>> Begin Records for processing

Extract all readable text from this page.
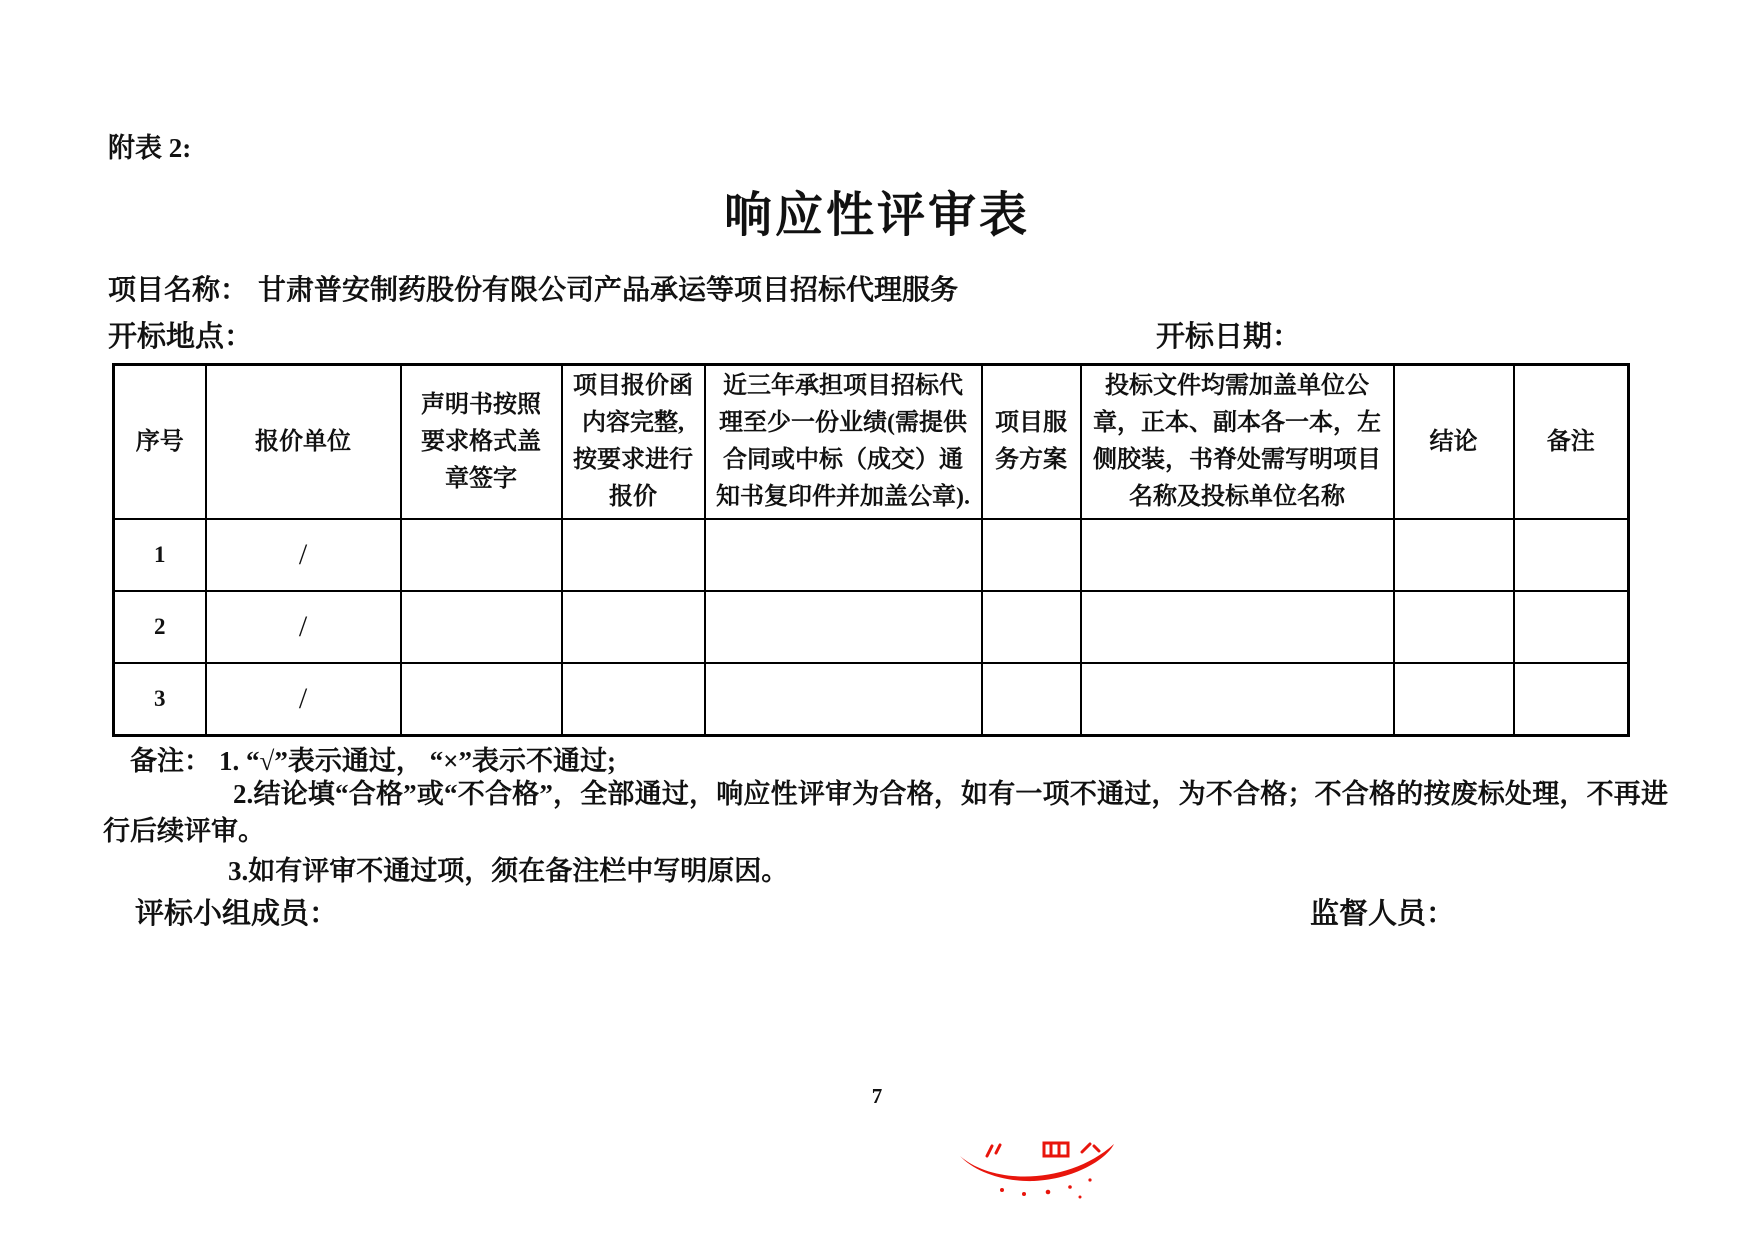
附表 2:
响应性评审表
项目名称： 甘肃普安制药股份有限公司产品承运等项目招标代理服务
开标地点：	开标日期：
序号	报价单位	声明书按照要求格式盖章签字	项目报价函内容完整,按要求进行报价	近三年承担项目招标代理至少一份业绩(需提供合同或中标（成交）通知书复印件并加盖公章).	项目服务方案	投标文件均需加盖单位公章，正本、副本各一本，左侧胶装，书脊处需写明项目名称及投标单位名称	结论	备注
1	/							
2	/							
3	/							
备注： 1. “√”表示通过， “×”表示不通过;
2.结论填“合格”或“不合格”，全部通过，响应性评审为合格，如有一项不通过，为不合格；不合格的按废标处理，不再进行后续评审。
3.如有评审不通过项，须在备注栏中写明原因。
评标小组成员：	监督人员：
7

>> End Records for processing

What you should do
Repeat the material exactly as it reads, without any of its pictures.

Answer
Extract all readable text from this page.
附表 2:
响应性评审表
项目名称： 甘肃普安制药股份有限公司产品承运等项目招标代理服务
开标地点：	开标日期：
序号	报价单位	声明书按照要求格式盖章签字	项目报价函内容完整,按要求进行报价	近三年承担项目招标代理至少一份业绩(需提供合同或中标（成交）通知书复印件并加盖公章).	项目服务方案	投标文件均需加盖单位公章，正本、副本各一本，左侧胶装，书脊处需写明项目名称及投标单位名称	结论	备注
1	/							
2	/							
3	/							
备注： 1. “√”表示通过， “×”表示不通过;
2.结论填“合格”或“不合格”，全部通过，响应性评审为合格，如有一项不通过，为不合格；不合格的按废标处理，不再进行后续评审。
3.如有评审不通过项，须在备注栏中写明原因。
评标小组成员：	监督人员：
7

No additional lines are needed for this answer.